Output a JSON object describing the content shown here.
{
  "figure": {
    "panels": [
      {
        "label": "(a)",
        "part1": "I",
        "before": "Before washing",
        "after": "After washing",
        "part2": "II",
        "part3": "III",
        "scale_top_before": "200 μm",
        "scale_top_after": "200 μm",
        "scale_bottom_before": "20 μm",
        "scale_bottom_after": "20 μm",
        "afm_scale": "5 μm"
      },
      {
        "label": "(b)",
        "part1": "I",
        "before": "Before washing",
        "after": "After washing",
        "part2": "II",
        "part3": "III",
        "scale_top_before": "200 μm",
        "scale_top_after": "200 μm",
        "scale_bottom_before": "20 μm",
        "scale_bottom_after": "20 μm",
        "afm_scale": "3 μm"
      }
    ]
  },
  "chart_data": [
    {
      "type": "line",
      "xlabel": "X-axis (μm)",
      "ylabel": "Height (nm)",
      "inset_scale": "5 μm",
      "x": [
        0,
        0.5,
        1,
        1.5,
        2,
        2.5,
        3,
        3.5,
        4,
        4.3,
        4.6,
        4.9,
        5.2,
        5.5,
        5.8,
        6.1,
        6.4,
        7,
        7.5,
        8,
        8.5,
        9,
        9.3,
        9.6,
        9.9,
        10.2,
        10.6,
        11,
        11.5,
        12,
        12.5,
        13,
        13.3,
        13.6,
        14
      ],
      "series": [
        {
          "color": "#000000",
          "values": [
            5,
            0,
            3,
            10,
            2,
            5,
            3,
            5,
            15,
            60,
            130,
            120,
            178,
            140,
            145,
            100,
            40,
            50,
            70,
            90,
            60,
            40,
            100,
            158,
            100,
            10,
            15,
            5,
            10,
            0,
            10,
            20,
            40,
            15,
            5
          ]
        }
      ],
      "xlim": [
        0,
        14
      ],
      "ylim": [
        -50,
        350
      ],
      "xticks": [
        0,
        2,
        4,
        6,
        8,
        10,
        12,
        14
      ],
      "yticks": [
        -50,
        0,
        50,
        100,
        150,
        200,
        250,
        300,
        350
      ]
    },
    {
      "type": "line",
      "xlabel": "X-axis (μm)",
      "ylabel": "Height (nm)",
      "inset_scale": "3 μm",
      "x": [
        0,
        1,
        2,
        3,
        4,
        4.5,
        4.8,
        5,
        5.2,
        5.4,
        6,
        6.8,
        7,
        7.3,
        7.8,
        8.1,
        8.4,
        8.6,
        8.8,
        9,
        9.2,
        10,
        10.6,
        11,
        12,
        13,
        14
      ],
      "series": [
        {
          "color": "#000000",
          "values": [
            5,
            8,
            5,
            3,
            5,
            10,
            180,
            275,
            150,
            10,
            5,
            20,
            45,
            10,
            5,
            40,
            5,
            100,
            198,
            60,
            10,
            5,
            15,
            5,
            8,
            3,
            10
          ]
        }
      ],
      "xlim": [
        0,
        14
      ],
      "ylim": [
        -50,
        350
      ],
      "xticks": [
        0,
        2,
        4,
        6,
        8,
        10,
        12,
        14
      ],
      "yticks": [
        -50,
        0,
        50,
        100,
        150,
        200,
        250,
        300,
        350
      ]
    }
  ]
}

- [SET EXERCISE] Set all of the entries down again, exactly as they were given.

- [TASK RESPONSE]
Output a JSON object describing the content shown here.
{
  "figure": {
    "panels": [
      {
        "label": "(a)",
        "part1": "I",
        "before": "Before washing",
        "after": "After washing",
        "part2": "II",
        "part3": "III",
        "scale_top_before": "200 μm",
        "scale_top_after": "200 μm",
        "scale_bottom_before": "20 μm",
        "scale_bottom_after": "20 μm",
        "afm_scale": "5 μm"
      },
      {
        "label": "(b)",
        "part1": "I",
        "before": "Before washing",
        "after": "After washing",
        "part2": "II",
        "part3": "III",
        "scale_top_before": "200 μm",
        "scale_top_after": "200 μm",
        "scale_bottom_before": "20 μm",
        "scale_bottom_after": "20 μm",
        "afm_scale": "3 μm"
      }
    ]
  },
  "chart_data": [
    {
      "type": "line",
      "xlabel": "X-axis (μm)",
      "ylabel": "Height (nm)",
      "inset_scale": "5 μm",
      "x": [
        0,
        0.5,
        1,
        1.5,
        2,
        2.5,
        3,
        3.5,
        4,
        4.3,
        4.6,
        4.9,
        5.2,
        5.5,
        5.8,
        6.1,
        6.4,
        7,
        7.5,
        8,
        8.5,
        9,
        9.3,
        9.6,
        9.9,
        10.2,
        10.6,
        11,
        11.5,
        12,
        12.5,
        13,
        13.3,
        13.6,
        14
      ],
      "series": [
        {
          "color": "#000000",
          "values": [
            5,
            0,
            3,
            10,
            2,
            5,
            3,
            5,
            15,
            60,
            130,
            120,
            178,
            140,
            145,
            100,
            40,
            50,
            70,
            90,
            60,
            40,
            100,
            158,
            100,
            10,
            15,
            5,
            10,
            0,
            10,
            20,
            40,
            15,
            5
          ]
        }
      ],
      "xlim": [
        0,
        14
      ],
      "ylim": [
        -50,
        350
      ],
      "xticks": [
        0,
        2,
        4,
        6,
        8,
        10,
        12,
        14
      ],
      "yticks": [
        -50,
        0,
        50,
        100,
        150,
        200,
        250,
        300,
        350
      ]
    },
    {
      "type": "line",
      "xlabel": "X-axis (μm)",
      "ylabel": "Height (nm)",
      "inset_scale": "3 μm",
      "x": [
        0,
        1,
        2,
        3,
        4,
        4.5,
        4.8,
        5,
        5.2,
        5.4,
        6,
        6.8,
        7,
        7.3,
        7.8,
        8.1,
        8.4,
        8.6,
        8.8,
        9,
        9.2,
        10,
        10.6,
        11,
        12,
        13,
        14
      ],
      "series": [
        {
          "color": "#000000",
          "values": [
            5,
            8,
            5,
            3,
            5,
            10,
            180,
            275,
            150,
            10,
            5,
            20,
            45,
            10,
            5,
            40,
            5,
            100,
            198,
            60,
            10,
            5,
            15,
            5,
            8,
            3,
            10
          ]
        }
      ],
      "xlim": [
        0,
        14
      ],
      "ylim": [
        -50,
        350
      ],
      "xticks": [
        0,
        2,
        4,
        6,
        8,
        10,
        12,
        14
      ],
      "yticks": [
        -50,
        0,
        50,
        100,
        150,
        200,
        250,
        300,
        350
      ]
    }
  ]
}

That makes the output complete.